>> Start

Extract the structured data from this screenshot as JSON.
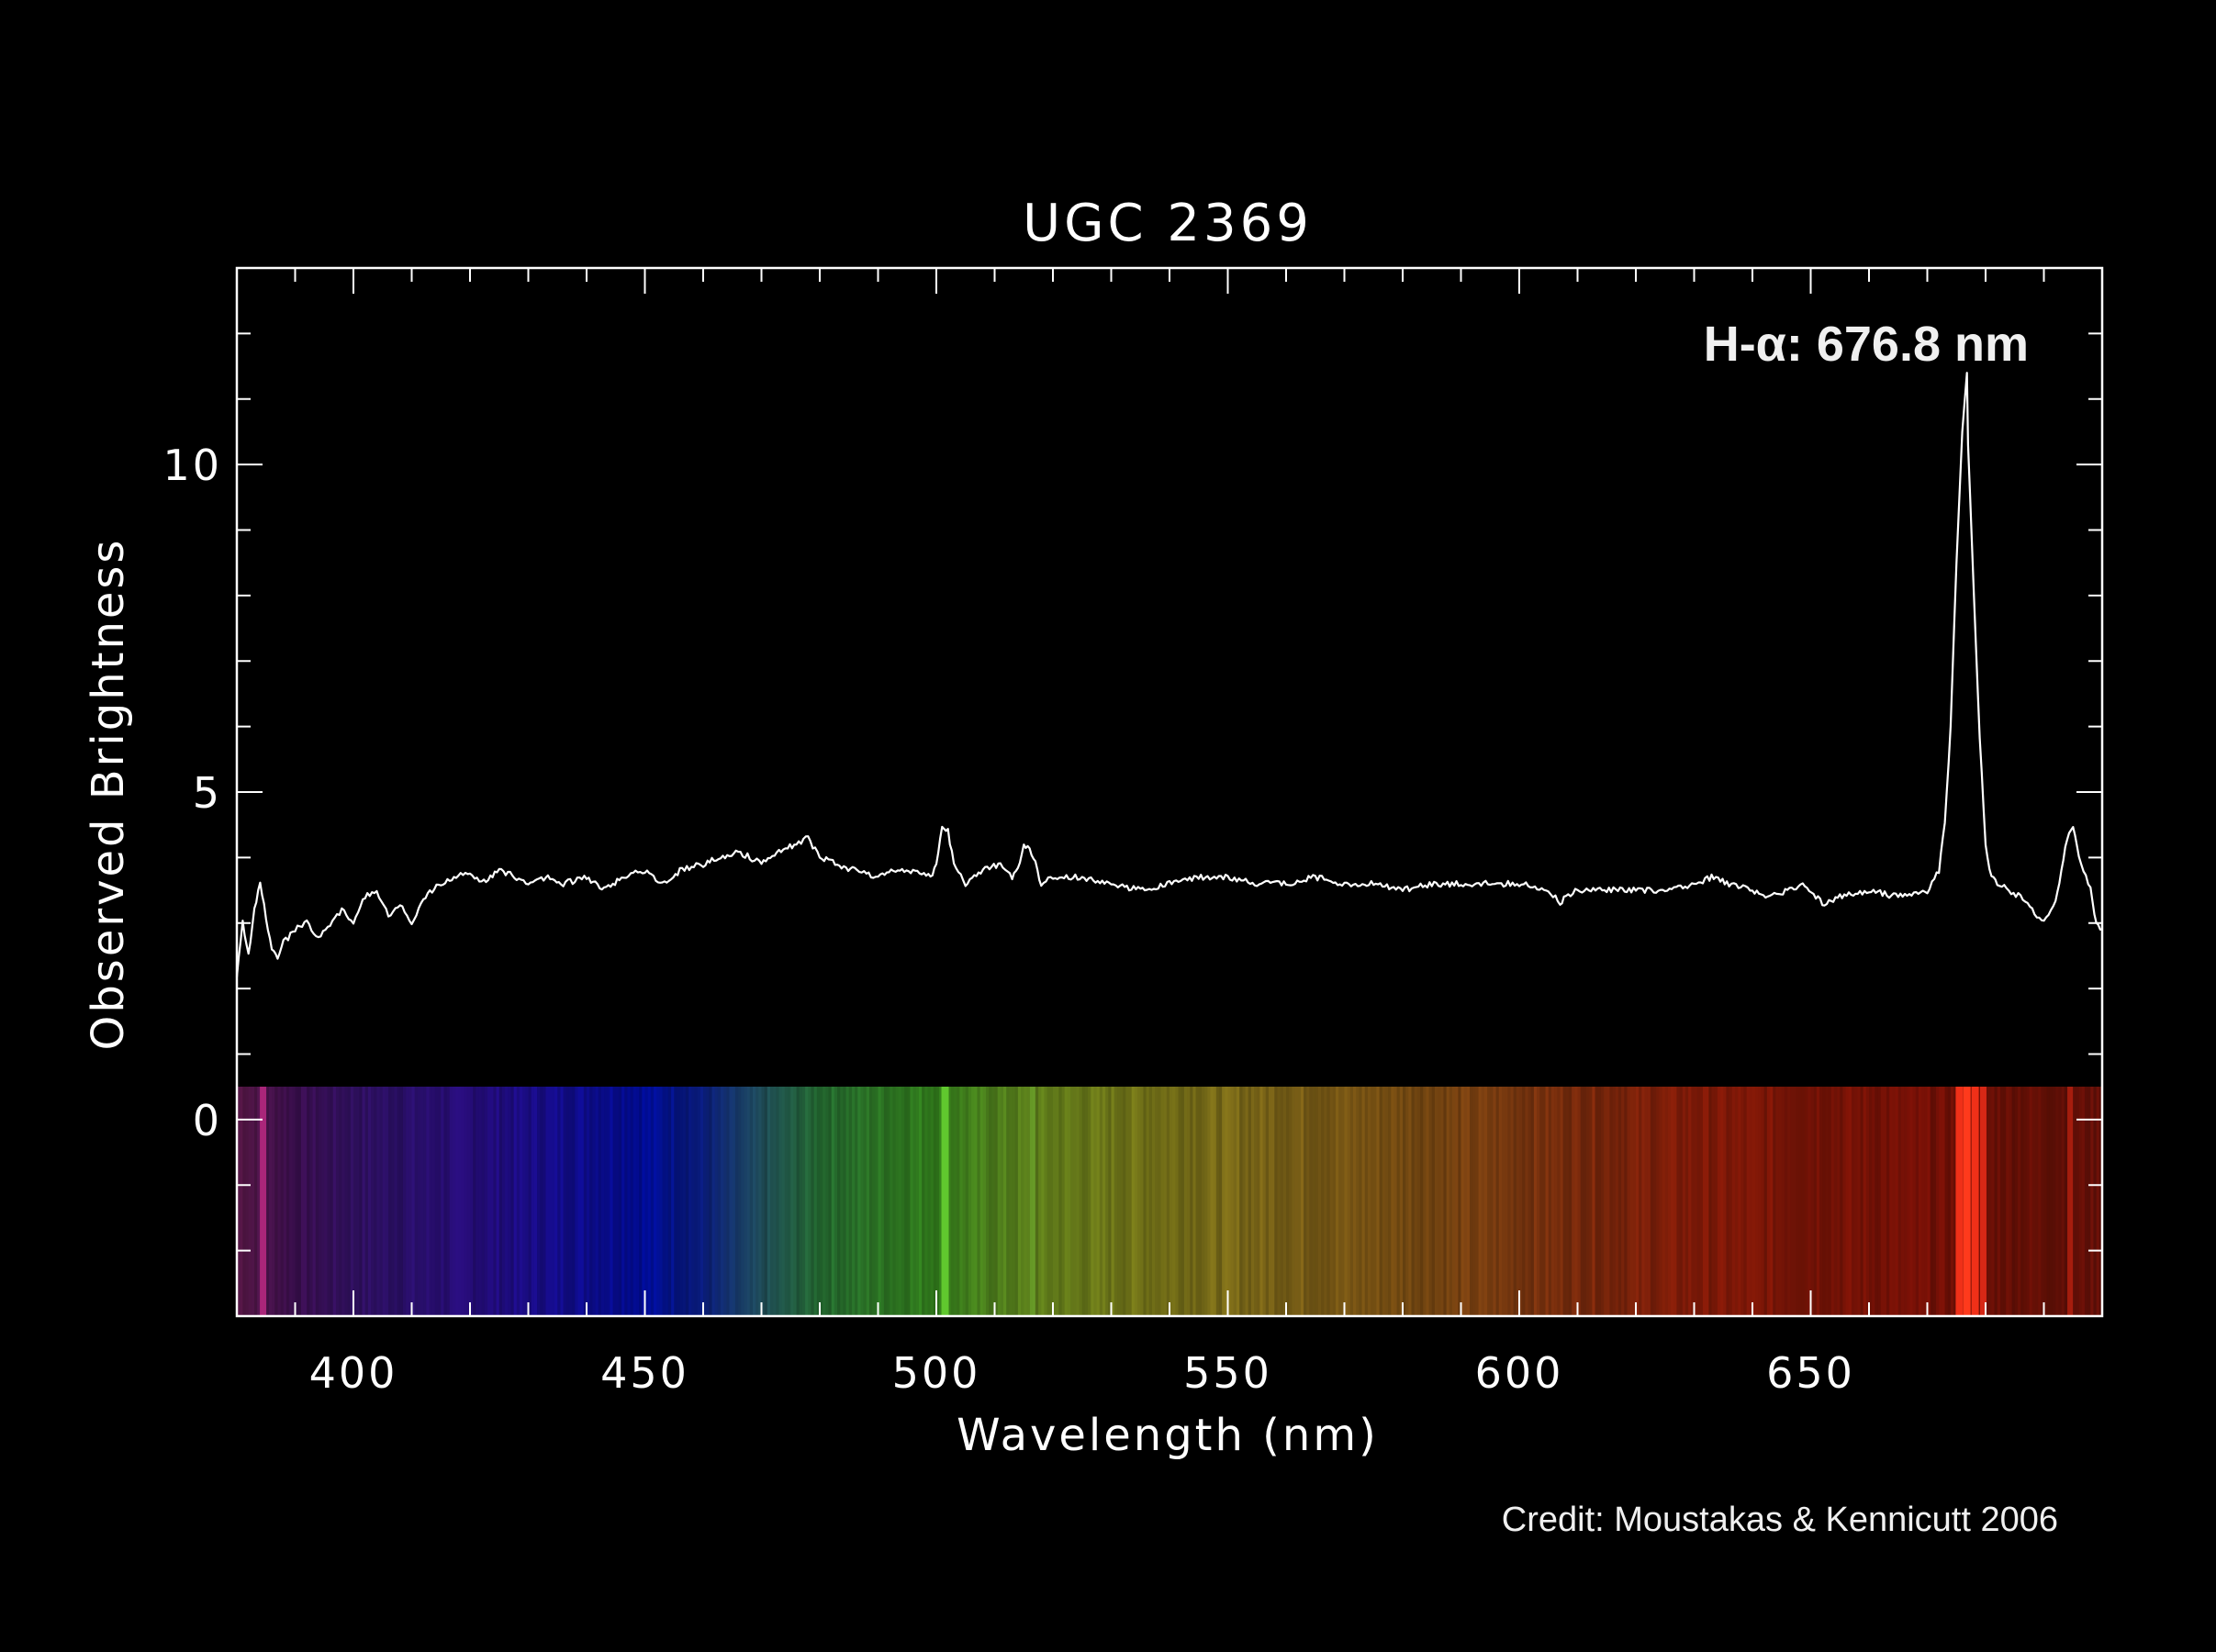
{
  "chart_data": {
    "type": "line",
    "title": "UGC 2369",
    "xlabel": "Wavelength (nm)",
    "ylabel": "Observed Brightness",
    "xlim": [
      380,
      700
    ],
    "ylim": [
      -3,
      13
    ],
    "x_ticks": [
      400,
      450,
      500,
      550,
      600,
      650
    ],
    "y_ticks": [
      0,
      5,
      10
    ],
    "x_minor_step": 10,
    "y_minor_step": 1,
    "annotation": "H-α: 676.8 nm",
    "annotation_x": 676.8,
    "credit": "Credit: Moustakas & Kennicutt 2006",
    "grid": false,
    "series": [
      {
        "values_x": [
          380,
          381,
          382,
          383,
          384,
          385,
          386,
          387,
          388,
          390,
          392,
          394,
          396,
          398,
          400,
          402,
          404,
          406,
          408,
          410,
          412,
          415,
          418,
          420,
          422,
          425,
          428,
          430,
          433,
          436,
          440,
          443,
          446,
          450,
          453,
          456,
          460,
          463,
          466,
          470,
          473,
          476,
          478,
          480,
          483,
          486,
          490,
          493,
          496,
          499,
          500,
          501,
          502,
          503,
          505,
          508,
          511,
          513,
          514,
          515,
          516,
          517,
          518,
          520,
          525,
          530,
          535,
          540,
          545,
          550,
          555,
          560,
          565,
          570,
          575,
          580,
          585,
          590,
          595,
          600,
          605,
          607,
          608,
          610,
          615,
          620,
          625,
          630,
          633,
          636,
          640,
          643,
          646,
          649,
          652,
          655,
          660,
          665,
          670,
          672,
          673,
          674,
          675,
          676,
          676.8,
          677,
          678,
          679,
          680,
          681,
          682,
          684,
          686,
          688,
          690,
          692,
          693,
          694,
          695,
          696,
          698,
          699,
          700
        ],
        "values_y": [
          2.2,
          3.0,
          2.5,
          3.2,
          3.6,
          3.1,
          2.6,
          2.5,
          2.7,
          2.9,
          3.0,
          2.8,
          3.0,
          3.2,
          3.0,
          3.4,
          3.5,
          3.1,
          3.3,
          3.0,
          3.4,
          3.6,
          3.7,
          3.8,
          3.6,
          3.8,
          3.7,
          3.6,
          3.7,
          3.6,
          3.7,
          3.5,
          3.7,
          3.8,
          3.6,
          3.8,
          3.9,
          4.0,
          4.1,
          3.9,
          4.1,
          4.2,
          4.3,
          4.0,
          3.9,
          3.8,
          3.7,
          3.8,
          3.8,
          3.7,
          3.9,
          4.5,
          4.4,
          3.9,
          3.6,
          3.8,
          3.9,
          3.7,
          3.8,
          4.2,
          4.1,
          3.9,
          3.6,
          3.7,
          3.7,
          3.6,
          3.5,
          3.6,
          3.7,
          3.7,
          3.6,
          3.6,
          3.7,
          3.6,
          3.6,
          3.5,
          3.6,
          3.6,
          3.6,
          3.6,
          3.5,
          3.3,
          3.4,
          3.5,
          3.5,
          3.5,
          3.5,
          3.6,
          3.7,
          3.6,
          3.5,
          3.4,
          3.5,
          3.6,
          3.3,
          3.4,
          3.5,
          3.4,
          3.5,
          3.8,
          4.5,
          6.0,
          8.5,
          10.5,
          11.4,
          10.3,
          8.0,
          5.8,
          4.2,
          3.7,
          3.6,
          3.5,
          3.4,
          3.2,
          3.0,
          3.3,
          3.8,
          4.3,
          4.5,
          4.0,
          3.5,
          3.0,
          2.9
        ]
      }
    ],
    "spectrum_colors": {
      "stops": [
        [
          380,
          "#5a1848"
        ],
        [
          390,
          "#3a0e4e"
        ],
        [
          400,
          "#301060"
        ],
        [
          410,
          "#2a0f6c"
        ],
        [
          420,
          "#260c78"
        ],
        [
          435,
          "#140c8c"
        ],
        [
          450,
          "#000c99"
        ],
        [
          460,
          "#0a1c7a"
        ],
        [
          470,
          "#1e4a56"
        ],
        [
          480,
          "#246a30"
        ],
        [
          490,
          "#2c7424"
        ],
        [
          500,
          "#33801c"
        ],
        [
          510,
          "#4e7e1c"
        ],
        [
          520,
          "#627c1a"
        ],
        [
          535,
          "#737318"
        ],
        [
          550,
          "#7a6a18"
        ],
        [
          565,
          "#7a5c16"
        ],
        [
          580,
          "#774c12"
        ],
        [
          595,
          "#783c10"
        ],
        [
          610,
          "#7a2a0c"
        ],
        [
          630,
          "#801a08"
        ],
        [
          650,
          "#7a1406"
        ],
        [
          670,
          "#741006"
        ],
        [
          690,
          "#661006"
        ],
        [
          700,
          "#661008"
        ]
      ],
      "bright_lines": [
        {
          "x": 384.5,
          "color": "#b2287e",
          "strength": 0.8
        },
        {
          "x": 501.5,
          "color": "#60c82e",
          "strength": 1.0
        },
        {
          "x": 516.5,
          "color": "#6aa02a",
          "strength": 0.6
        },
        {
          "x": 675.5,
          "color": "#f03018",
          "strength": 1.0
        },
        {
          "x": 676.8,
          "color": "#ff3a1c",
          "strength": 1.0
        },
        {
          "x": 678.2,
          "color": "#f03018",
          "strength": 1.0
        },
        {
          "x": 679.6,
          "color": "#e02a18",
          "strength": 0.8
        },
        {
          "x": 694.5,
          "color": "#b22010",
          "strength": 0.6
        }
      ]
    }
  }
}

>> End

_Task prompt_
Omit the pictures and give the material again, exactly and in full.

_Solution to the exercise_
Extract the structured data from this screenshot as JSON.
{
  "chart_data": {
    "type": "line",
    "title": "UGC 2369",
    "xlabel": "Wavelength (nm)",
    "ylabel": "Observed Brightness",
    "xlim": [
      380,
      700
    ],
    "ylim": [
      -3,
      13
    ],
    "x_ticks": [
      400,
      450,
      500,
      550,
      600,
      650
    ],
    "y_ticks": [
      0,
      5,
      10
    ],
    "x_minor_step": 10,
    "y_minor_step": 1,
    "annotation": "H-α: 676.8 nm",
    "annotation_x": 676.8,
    "credit": "Credit: Moustakas & Kennicutt 2006",
    "grid": false,
    "series": [
      {
        "values_x": [
          380,
          381,
          382,
          383,
          384,
          385,
          386,
          387,
          388,
          390,
          392,
          394,
          396,
          398,
          400,
          402,
          404,
          406,
          408,
          410,
          412,
          415,
          418,
          420,
          422,
          425,
          428,
          430,
          433,
          436,
          440,
          443,
          446,
          450,
          453,
          456,
          460,
          463,
          466,
          470,
          473,
          476,
          478,
          480,
          483,
          486,
          490,
          493,
          496,
          499,
          500,
          501,
          502,
          503,
          505,
          508,
          511,
          513,
          514,
          515,
          516,
          517,
          518,
          520,
          525,
          530,
          535,
          540,
          545,
          550,
          555,
          560,
          565,
          570,
          575,
          580,
          585,
          590,
          595,
          600,
          605,
          607,
          608,
          610,
          615,
          620,
          625,
          630,
          633,
          636,
          640,
          643,
          646,
          649,
          652,
          655,
          660,
          665,
          670,
          672,
          673,
          674,
          675,
          676,
          676.8,
          677,
          678,
          679,
          680,
          681,
          682,
          684,
          686,
          688,
          690,
          692,
          693,
          694,
          695,
          696,
          698,
          699,
          700
        ],
        "values_y": [
          2.2,
          3.0,
          2.5,
          3.2,
          3.6,
          3.1,
          2.6,
          2.5,
          2.7,
          2.9,
          3.0,
          2.8,
          3.0,
          3.2,
          3.0,
          3.4,
          3.5,
          3.1,
          3.3,
          3.0,
          3.4,
          3.6,
          3.7,
          3.8,
          3.6,
          3.8,
          3.7,
          3.6,
          3.7,
          3.6,
          3.7,
          3.5,
          3.7,
          3.8,
          3.6,
          3.8,
          3.9,
          4.0,
          4.1,
          3.9,
          4.1,
          4.2,
          4.3,
          4.0,
          3.9,
          3.8,
          3.7,
          3.8,
          3.8,
          3.7,
          3.9,
          4.5,
          4.4,
          3.9,
          3.6,
          3.8,
          3.9,
          3.7,
          3.8,
          4.2,
          4.1,
          3.9,
          3.6,
          3.7,
          3.7,
          3.6,
          3.5,
          3.6,
          3.7,
          3.7,
          3.6,
          3.6,
          3.7,
          3.6,
          3.6,
          3.5,
          3.6,
          3.6,
          3.6,
          3.6,
          3.5,
          3.3,
          3.4,
          3.5,
          3.5,
          3.5,
          3.5,
          3.6,
          3.7,
          3.6,
          3.5,
          3.4,
          3.5,
          3.6,
          3.3,
          3.4,
          3.5,
          3.4,
          3.5,
          3.8,
          4.5,
          6.0,
          8.5,
          10.5,
          11.4,
          10.3,
          8.0,
          5.8,
          4.2,
          3.7,
          3.6,
          3.5,
          3.4,
          3.2,
          3.0,
          3.3,
          3.8,
          4.3,
          4.5,
          4.0,
          3.5,
          3.0,
          2.9
        ]
      }
    ],
    "spectrum_colors": {
      "stops": [
        [
          380,
          "#5a1848"
        ],
        [
          390,
          "#3a0e4e"
        ],
        [
          400,
          "#301060"
        ],
        [
          410,
          "#2a0f6c"
        ],
        [
          420,
          "#260c78"
        ],
        [
          435,
          "#140c8c"
        ],
        [
          450,
          "#000c99"
        ],
        [
          460,
          "#0a1c7a"
        ],
        [
          470,
          "#1e4a56"
        ],
        [
          480,
          "#246a30"
        ],
        [
          490,
          "#2c7424"
        ],
        [
          500,
          "#33801c"
        ],
        [
          510,
          "#4e7e1c"
        ],
        [
          520,
          "#627c1a"
        ],
        [
          535,
          "#737318"
        ],
        [
          550,
          "#7a6a18"
        ],
        [
          565,
          "#7a5c16"
        ],
        [
          580,
          "#774c12"
        ],
        [
          595,
          "#783c10"
        ],
        [
          610,
          "#7a2a0c"
        ],
        [
          630,
          "#801a08"
        ],
        [
          650,
          "#7a1406"
        ],
        [
          670,
          "#741006"
        ],
        [
          690,
          "#661006"
        ],
        [
          700,
          "#661008"
        ]
      ],
      "bright_lines": [
        {
          "x": 384.5,
          "color": "#b2287e",
          "strength": 0.8
        },
        {
          "x": 501.5,
          "color": "#60c82e",
          "strength": 1.0
        },
        {
          "x": 516.5,
          "color": "#6aa02a",
          "strength": 0.6
        },
        {
          "x": 675.5,
          "color": "#f03018",
          "strength": 1.0
        },
        {
          "x": 676.8,
          "color": "#ff3a1c",
          "strength": 1.0
        },
        {
          "x": 678.2,
          "color": "#f03018",
          "strength": 1.0
        },
        {
          "x": 679.6,
          "color": "#e02a18",
          "strength": 0.8
        },
        {
          "x": 694.5,
          "color": "#b22010",
          "strength": 0.6
        }
      ]
    }
  }
}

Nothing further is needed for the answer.